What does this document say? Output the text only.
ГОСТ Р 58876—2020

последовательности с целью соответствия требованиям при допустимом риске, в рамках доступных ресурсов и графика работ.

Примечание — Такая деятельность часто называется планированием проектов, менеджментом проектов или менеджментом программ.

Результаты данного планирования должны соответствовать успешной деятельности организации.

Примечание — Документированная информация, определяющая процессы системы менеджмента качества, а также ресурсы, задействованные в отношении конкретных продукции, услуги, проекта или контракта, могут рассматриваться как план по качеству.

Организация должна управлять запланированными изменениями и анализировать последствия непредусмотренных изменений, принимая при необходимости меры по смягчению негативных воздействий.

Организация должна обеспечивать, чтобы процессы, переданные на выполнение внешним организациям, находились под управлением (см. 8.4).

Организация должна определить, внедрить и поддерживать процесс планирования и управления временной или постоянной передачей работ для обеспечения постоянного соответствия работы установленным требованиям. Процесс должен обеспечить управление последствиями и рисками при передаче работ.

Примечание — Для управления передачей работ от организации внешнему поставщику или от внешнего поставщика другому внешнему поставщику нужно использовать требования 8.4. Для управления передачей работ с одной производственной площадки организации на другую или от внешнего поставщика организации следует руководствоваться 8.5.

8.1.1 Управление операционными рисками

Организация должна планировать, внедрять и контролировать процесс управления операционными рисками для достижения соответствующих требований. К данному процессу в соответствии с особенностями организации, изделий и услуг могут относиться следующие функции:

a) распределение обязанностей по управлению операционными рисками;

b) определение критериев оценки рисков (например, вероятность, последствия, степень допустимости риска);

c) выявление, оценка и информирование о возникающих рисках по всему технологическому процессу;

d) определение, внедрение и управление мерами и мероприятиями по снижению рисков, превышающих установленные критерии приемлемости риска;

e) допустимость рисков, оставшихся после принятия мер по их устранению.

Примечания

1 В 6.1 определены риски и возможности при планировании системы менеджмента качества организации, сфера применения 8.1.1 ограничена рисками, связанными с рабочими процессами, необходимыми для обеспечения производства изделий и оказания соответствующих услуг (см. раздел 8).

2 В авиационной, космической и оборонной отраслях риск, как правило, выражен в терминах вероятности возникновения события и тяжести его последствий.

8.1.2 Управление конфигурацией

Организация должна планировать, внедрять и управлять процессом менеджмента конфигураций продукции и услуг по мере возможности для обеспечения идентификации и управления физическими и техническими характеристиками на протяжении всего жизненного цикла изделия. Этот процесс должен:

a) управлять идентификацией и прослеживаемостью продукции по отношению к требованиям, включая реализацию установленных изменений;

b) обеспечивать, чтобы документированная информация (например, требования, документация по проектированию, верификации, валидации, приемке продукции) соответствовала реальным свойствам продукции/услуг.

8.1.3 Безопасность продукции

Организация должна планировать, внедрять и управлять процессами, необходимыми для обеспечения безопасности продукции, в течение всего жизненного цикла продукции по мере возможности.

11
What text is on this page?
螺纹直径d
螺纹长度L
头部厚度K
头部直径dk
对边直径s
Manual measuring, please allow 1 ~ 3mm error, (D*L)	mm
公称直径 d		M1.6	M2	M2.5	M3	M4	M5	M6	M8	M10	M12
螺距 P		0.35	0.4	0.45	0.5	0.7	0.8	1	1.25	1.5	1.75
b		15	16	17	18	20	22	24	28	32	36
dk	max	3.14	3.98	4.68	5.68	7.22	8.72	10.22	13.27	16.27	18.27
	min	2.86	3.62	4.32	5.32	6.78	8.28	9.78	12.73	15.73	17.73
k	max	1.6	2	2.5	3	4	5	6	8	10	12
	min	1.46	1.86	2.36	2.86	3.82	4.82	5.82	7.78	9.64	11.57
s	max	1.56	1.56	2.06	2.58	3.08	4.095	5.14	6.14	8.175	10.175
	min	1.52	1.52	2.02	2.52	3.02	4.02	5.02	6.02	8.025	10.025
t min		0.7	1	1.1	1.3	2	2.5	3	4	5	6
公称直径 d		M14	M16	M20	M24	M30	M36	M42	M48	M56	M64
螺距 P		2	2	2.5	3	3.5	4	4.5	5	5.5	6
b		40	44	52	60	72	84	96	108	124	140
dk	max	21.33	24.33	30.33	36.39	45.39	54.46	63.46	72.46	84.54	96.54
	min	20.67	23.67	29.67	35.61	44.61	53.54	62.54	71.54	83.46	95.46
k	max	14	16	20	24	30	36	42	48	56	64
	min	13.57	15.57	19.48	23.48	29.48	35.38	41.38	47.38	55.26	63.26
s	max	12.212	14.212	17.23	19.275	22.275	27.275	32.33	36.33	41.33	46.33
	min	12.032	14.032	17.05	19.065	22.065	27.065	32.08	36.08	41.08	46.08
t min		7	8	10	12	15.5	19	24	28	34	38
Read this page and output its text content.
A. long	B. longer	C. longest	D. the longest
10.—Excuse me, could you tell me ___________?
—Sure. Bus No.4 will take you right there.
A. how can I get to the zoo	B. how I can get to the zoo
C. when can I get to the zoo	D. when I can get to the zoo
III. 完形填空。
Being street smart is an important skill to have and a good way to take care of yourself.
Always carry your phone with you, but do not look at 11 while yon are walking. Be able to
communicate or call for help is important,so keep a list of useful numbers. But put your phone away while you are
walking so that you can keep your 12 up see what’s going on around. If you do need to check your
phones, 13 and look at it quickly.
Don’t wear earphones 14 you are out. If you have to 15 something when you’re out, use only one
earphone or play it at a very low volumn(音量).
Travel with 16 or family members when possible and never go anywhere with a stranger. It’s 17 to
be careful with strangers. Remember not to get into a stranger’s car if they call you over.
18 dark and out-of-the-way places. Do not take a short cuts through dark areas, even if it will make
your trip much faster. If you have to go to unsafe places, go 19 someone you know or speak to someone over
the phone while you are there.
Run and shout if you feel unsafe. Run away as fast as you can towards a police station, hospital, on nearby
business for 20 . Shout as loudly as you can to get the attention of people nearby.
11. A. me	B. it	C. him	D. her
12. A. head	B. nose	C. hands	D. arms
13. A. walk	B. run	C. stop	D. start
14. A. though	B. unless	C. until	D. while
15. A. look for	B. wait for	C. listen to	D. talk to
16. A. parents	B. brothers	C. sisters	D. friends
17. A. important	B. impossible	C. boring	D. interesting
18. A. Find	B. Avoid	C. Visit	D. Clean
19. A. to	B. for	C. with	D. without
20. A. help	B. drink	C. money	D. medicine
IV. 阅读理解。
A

•••

From the data above, pick out each line containing "определение" and copy it.

## Task result
b) определение критериев оценки рисков (например, вероятность, последствия, степень допустимости риска);
d) определение, внедрение и управление мерами и мероприятиями по снижению рисков, превышающих установленные критерии приемлемости риска;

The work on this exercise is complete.